Collect each line containing "title".
-=-=-
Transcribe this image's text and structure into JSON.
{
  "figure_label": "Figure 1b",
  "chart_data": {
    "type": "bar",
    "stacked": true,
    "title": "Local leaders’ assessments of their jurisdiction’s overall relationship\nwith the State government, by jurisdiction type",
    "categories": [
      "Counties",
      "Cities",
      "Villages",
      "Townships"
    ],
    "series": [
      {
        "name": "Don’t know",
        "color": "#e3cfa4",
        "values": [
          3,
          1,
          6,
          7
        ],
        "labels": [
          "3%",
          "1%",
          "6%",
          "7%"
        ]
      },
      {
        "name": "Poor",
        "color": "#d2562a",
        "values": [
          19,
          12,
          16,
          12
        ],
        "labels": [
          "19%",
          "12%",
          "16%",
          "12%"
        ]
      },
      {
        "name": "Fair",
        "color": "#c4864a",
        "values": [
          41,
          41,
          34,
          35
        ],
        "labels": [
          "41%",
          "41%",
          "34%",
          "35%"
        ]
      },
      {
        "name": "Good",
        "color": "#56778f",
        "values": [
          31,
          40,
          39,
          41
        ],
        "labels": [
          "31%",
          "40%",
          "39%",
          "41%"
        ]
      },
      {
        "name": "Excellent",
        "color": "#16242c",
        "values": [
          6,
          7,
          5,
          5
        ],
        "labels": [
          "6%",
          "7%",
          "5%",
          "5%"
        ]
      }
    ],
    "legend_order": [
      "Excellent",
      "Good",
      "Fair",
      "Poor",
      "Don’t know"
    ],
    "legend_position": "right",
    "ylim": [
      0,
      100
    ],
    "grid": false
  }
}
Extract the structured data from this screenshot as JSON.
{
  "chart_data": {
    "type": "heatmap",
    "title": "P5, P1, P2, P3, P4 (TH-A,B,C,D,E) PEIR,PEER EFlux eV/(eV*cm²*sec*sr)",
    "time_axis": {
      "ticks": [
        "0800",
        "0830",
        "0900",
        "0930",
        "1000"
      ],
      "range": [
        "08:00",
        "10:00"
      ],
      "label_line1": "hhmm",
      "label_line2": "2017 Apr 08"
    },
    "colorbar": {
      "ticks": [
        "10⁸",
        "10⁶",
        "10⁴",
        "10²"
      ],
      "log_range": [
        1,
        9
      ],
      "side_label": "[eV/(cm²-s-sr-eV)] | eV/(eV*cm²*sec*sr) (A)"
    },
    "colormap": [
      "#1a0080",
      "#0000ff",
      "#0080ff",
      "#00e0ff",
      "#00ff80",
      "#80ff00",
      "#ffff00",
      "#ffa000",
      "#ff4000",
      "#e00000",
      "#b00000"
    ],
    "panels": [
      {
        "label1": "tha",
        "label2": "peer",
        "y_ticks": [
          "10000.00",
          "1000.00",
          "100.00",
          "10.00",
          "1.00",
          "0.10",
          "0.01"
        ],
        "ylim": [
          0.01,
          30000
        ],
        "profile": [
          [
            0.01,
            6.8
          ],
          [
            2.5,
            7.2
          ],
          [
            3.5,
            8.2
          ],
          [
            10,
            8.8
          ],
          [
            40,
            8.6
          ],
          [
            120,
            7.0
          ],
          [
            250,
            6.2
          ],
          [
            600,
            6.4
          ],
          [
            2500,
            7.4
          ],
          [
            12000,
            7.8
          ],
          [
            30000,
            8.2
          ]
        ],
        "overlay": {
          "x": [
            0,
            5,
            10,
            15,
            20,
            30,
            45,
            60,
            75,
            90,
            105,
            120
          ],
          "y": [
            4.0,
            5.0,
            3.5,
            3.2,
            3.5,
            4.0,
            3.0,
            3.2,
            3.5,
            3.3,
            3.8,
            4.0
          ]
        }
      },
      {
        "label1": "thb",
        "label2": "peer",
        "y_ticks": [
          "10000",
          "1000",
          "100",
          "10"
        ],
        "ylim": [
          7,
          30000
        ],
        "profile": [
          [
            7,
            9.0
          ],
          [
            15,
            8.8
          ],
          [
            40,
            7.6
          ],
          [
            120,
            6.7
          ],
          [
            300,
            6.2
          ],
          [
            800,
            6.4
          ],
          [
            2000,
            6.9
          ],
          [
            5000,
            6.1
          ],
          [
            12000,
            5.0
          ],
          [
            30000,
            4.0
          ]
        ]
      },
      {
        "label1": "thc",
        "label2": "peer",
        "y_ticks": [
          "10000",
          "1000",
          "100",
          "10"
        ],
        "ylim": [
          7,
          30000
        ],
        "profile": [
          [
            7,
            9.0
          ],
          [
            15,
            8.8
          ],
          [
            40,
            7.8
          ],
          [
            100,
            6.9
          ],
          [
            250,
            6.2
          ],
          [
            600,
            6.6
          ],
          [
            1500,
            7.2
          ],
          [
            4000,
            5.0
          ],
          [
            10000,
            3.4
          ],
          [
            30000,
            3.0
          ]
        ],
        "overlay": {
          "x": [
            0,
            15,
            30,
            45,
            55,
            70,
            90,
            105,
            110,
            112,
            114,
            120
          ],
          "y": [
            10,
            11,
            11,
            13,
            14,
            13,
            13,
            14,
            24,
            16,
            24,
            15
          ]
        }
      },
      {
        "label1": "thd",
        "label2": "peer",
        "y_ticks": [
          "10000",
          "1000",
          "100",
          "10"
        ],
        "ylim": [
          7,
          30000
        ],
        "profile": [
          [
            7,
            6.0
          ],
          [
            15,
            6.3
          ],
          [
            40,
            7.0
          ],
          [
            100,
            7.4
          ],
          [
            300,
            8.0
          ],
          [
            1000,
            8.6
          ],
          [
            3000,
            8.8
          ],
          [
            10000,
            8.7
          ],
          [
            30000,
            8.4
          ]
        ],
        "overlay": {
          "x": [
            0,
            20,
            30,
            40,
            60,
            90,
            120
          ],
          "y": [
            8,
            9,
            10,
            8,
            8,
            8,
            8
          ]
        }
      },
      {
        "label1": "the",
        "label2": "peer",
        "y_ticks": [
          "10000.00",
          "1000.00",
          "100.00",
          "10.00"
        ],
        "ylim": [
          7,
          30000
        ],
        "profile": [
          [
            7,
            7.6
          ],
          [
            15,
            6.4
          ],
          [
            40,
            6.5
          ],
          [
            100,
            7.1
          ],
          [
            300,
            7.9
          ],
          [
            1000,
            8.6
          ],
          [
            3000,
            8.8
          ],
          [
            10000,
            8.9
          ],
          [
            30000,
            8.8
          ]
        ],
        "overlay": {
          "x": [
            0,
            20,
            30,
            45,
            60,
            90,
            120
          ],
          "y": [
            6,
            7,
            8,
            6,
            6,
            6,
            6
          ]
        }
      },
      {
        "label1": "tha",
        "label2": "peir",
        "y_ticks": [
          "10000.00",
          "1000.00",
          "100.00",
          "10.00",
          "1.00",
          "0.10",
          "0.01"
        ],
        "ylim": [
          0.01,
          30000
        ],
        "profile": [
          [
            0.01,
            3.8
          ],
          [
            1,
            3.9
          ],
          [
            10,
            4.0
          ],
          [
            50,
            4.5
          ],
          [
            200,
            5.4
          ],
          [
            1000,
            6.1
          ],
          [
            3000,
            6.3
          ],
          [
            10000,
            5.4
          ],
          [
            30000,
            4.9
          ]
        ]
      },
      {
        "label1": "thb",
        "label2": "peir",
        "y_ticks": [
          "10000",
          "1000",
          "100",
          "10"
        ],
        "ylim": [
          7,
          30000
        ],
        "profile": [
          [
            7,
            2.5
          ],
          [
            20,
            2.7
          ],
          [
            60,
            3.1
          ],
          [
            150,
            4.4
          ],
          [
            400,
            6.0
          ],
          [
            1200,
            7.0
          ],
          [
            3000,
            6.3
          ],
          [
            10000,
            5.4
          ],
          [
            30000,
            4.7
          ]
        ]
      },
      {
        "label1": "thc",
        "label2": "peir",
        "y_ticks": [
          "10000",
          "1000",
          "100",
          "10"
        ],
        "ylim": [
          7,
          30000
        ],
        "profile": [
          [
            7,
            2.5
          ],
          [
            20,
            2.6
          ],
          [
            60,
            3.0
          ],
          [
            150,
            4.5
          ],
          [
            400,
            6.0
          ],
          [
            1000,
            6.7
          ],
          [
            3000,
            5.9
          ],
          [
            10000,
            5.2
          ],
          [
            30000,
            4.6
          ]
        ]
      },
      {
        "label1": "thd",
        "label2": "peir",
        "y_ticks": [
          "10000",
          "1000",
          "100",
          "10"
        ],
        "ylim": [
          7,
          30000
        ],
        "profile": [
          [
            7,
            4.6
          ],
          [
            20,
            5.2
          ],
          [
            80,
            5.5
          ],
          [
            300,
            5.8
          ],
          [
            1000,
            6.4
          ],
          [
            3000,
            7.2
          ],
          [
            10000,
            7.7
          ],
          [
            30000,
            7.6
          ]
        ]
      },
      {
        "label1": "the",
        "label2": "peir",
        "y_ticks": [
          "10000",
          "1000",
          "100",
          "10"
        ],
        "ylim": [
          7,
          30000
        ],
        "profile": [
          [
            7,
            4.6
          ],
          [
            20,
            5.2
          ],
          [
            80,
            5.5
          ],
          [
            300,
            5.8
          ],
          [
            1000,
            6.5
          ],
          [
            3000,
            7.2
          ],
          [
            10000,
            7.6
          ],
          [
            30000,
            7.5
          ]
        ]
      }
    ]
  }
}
-=-=-
▶ _Exercise solution_:
    "title": "Local leaders’ assessments of their jurisdiction’s overall relationship\nwith the State government, by jurisdiction type",
    "title": "P5, P1, P2, P3, P4 (TH-A,B,C,D,E) PEIR,PEER EFlux eV/(eV*cm²*sec*sr)",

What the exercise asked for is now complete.